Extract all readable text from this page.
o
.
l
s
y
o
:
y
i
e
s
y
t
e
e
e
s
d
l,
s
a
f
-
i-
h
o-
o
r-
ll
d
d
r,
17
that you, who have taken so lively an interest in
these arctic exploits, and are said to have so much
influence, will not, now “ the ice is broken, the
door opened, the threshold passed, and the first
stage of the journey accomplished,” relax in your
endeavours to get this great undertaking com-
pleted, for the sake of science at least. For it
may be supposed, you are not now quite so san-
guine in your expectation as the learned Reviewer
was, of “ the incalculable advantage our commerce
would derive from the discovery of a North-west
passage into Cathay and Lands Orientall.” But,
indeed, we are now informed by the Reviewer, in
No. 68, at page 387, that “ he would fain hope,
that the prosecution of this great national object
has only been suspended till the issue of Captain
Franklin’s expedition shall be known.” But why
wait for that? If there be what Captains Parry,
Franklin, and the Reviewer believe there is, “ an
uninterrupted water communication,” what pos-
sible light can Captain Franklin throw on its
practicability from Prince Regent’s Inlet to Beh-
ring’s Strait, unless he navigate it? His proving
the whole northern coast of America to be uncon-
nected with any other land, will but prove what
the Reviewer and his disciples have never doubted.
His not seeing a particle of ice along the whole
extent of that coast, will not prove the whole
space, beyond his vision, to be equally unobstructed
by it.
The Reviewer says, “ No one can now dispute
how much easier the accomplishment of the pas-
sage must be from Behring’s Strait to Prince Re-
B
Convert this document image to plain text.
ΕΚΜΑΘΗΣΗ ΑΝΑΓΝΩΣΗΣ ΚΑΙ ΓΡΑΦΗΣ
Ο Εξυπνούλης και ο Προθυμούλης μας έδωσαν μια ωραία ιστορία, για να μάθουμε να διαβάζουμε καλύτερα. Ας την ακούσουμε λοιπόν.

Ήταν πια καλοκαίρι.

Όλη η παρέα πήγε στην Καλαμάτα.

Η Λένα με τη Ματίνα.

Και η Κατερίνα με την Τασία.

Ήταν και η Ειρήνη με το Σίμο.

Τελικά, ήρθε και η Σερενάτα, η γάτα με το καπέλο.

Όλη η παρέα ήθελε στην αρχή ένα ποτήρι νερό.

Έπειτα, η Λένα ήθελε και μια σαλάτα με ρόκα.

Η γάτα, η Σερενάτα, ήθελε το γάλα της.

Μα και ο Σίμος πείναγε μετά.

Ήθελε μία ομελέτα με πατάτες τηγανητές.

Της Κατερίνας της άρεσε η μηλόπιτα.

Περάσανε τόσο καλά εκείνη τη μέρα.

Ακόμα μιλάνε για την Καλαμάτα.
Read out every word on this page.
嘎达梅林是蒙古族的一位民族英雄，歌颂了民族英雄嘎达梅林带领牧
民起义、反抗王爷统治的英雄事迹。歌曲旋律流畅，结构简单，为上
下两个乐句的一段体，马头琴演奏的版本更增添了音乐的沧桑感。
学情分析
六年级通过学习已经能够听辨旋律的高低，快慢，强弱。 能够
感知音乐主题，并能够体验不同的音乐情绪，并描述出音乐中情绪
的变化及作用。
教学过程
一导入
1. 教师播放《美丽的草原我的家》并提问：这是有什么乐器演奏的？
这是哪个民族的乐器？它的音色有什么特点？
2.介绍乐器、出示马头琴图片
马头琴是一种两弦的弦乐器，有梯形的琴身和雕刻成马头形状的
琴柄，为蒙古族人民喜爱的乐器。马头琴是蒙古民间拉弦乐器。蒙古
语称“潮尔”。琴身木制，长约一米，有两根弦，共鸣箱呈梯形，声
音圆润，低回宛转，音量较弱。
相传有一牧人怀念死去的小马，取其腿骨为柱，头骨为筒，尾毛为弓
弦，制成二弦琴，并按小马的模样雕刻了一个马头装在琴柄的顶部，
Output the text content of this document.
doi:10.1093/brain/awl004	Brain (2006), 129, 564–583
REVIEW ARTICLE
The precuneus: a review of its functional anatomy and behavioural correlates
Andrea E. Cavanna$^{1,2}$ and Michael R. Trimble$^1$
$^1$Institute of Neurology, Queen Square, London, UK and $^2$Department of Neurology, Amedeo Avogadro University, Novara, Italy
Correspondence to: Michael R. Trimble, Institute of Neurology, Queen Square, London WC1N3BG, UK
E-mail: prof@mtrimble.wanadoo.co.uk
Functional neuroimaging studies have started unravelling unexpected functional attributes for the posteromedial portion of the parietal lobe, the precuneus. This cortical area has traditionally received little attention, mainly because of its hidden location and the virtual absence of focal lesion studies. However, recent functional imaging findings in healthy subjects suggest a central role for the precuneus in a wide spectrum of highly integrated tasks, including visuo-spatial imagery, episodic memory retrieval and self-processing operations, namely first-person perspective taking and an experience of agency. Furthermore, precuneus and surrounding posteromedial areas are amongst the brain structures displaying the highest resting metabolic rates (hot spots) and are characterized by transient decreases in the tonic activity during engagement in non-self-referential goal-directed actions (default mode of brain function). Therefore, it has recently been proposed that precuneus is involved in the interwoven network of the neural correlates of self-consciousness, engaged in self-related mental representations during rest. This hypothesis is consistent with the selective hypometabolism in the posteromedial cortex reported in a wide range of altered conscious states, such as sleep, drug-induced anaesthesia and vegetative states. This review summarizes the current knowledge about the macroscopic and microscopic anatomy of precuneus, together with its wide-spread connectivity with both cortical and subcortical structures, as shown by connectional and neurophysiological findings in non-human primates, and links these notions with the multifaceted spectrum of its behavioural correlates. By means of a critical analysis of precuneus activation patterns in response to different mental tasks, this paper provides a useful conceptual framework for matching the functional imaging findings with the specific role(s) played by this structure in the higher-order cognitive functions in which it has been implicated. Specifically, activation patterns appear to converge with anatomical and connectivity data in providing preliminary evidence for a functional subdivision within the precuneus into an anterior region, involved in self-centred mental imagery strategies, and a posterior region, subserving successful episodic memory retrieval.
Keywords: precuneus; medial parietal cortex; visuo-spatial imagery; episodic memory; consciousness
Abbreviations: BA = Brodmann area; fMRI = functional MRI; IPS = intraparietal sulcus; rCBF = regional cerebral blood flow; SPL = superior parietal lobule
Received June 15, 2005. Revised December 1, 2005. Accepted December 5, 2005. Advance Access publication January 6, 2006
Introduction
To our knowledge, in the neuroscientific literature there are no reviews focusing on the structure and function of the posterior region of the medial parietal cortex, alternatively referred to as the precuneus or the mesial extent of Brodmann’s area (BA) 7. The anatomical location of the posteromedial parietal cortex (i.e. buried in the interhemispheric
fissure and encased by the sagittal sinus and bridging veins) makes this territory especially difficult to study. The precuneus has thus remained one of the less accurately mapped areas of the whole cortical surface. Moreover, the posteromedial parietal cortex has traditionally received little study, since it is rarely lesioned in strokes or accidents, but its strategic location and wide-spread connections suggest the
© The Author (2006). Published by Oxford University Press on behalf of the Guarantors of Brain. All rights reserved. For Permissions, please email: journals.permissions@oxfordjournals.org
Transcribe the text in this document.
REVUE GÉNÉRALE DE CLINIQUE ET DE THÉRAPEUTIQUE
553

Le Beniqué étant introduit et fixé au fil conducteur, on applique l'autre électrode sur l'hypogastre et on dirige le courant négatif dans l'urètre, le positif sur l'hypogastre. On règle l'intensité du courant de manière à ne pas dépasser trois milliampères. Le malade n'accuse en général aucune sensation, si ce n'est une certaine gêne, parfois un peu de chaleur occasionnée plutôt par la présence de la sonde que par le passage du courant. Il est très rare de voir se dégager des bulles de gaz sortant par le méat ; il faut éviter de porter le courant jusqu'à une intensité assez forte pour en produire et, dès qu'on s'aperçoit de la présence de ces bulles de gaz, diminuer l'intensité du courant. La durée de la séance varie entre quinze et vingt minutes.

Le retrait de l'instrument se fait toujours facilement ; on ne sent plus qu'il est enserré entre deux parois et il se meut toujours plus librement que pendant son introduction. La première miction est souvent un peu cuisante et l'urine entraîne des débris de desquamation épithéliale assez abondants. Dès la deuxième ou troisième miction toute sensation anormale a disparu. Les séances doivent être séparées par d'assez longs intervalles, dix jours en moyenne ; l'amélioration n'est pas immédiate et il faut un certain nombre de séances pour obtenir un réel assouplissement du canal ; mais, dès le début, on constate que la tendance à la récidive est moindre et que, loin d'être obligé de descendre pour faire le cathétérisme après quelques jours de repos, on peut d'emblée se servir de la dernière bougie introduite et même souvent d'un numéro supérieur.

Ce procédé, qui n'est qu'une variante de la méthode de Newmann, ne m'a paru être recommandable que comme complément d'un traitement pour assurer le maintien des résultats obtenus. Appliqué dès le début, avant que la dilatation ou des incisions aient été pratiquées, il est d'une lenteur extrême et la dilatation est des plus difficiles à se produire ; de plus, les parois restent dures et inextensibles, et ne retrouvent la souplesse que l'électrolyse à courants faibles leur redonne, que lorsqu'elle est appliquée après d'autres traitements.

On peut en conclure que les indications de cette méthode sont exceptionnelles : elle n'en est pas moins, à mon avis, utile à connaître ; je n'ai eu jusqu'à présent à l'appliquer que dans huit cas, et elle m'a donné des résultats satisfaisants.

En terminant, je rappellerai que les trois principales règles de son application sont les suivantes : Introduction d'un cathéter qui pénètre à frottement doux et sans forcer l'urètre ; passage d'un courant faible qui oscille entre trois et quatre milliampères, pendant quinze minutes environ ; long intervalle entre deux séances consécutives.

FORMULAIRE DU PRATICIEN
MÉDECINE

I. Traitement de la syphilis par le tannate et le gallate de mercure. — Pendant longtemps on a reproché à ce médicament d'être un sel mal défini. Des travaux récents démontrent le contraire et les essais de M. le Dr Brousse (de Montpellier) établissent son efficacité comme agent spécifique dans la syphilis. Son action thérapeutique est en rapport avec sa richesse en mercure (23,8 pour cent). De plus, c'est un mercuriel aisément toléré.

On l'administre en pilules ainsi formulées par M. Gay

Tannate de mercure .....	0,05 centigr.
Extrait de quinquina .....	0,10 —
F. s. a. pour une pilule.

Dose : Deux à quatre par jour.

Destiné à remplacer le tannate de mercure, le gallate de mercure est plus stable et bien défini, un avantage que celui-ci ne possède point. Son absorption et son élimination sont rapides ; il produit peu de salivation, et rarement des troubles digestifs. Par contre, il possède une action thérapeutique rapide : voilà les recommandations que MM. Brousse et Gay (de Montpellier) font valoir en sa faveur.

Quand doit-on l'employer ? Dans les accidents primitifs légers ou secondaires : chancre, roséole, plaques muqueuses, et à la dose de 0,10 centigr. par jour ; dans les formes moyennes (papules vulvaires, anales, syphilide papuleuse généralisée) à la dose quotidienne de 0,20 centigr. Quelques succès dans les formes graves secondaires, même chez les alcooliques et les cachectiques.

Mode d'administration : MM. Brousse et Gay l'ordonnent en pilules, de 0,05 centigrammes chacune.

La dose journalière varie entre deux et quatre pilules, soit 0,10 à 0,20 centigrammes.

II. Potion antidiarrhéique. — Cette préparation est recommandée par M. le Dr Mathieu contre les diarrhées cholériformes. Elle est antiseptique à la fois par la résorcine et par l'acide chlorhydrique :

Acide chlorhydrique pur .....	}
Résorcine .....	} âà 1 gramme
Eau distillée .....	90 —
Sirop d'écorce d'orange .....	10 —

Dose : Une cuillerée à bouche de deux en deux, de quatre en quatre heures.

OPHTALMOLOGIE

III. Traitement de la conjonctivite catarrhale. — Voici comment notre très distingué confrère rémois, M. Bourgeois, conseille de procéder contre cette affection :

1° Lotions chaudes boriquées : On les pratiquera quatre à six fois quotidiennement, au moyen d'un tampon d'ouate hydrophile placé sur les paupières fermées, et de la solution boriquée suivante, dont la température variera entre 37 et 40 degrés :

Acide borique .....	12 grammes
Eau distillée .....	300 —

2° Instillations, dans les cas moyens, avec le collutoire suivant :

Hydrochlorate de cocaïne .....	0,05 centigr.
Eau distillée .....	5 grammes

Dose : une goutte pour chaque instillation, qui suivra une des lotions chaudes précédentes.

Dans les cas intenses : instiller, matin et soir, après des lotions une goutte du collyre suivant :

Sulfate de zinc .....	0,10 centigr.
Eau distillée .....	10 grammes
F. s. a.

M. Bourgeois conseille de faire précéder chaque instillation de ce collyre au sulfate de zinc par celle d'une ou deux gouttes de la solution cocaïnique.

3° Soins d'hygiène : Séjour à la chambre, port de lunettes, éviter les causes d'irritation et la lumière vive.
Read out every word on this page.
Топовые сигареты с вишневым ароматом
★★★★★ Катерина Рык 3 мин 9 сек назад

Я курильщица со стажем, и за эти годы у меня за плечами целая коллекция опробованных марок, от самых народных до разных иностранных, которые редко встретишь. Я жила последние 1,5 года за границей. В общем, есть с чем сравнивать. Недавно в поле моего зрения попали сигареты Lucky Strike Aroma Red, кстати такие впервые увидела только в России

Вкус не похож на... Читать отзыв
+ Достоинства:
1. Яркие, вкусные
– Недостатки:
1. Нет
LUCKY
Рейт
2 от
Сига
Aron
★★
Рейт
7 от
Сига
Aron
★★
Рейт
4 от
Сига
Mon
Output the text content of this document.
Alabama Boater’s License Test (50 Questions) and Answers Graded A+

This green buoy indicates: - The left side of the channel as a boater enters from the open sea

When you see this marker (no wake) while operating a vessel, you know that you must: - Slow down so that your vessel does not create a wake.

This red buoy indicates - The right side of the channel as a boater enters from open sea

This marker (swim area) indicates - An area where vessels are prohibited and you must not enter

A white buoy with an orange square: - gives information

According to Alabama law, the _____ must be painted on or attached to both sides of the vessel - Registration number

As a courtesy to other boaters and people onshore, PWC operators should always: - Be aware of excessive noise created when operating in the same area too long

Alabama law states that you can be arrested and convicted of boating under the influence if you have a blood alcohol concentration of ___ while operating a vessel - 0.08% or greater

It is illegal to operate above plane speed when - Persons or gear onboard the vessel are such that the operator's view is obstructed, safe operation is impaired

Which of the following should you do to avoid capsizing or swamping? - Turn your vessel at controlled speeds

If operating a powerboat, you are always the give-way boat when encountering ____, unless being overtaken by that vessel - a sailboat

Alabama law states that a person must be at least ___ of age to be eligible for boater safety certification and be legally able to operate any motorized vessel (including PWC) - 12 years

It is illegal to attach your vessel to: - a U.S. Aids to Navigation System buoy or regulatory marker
★ ★ ★ ★
**Task**. Give the number of lines in the records that contain the string "Καλαμάτα", and nothing besides.

**Reply to the task**. 2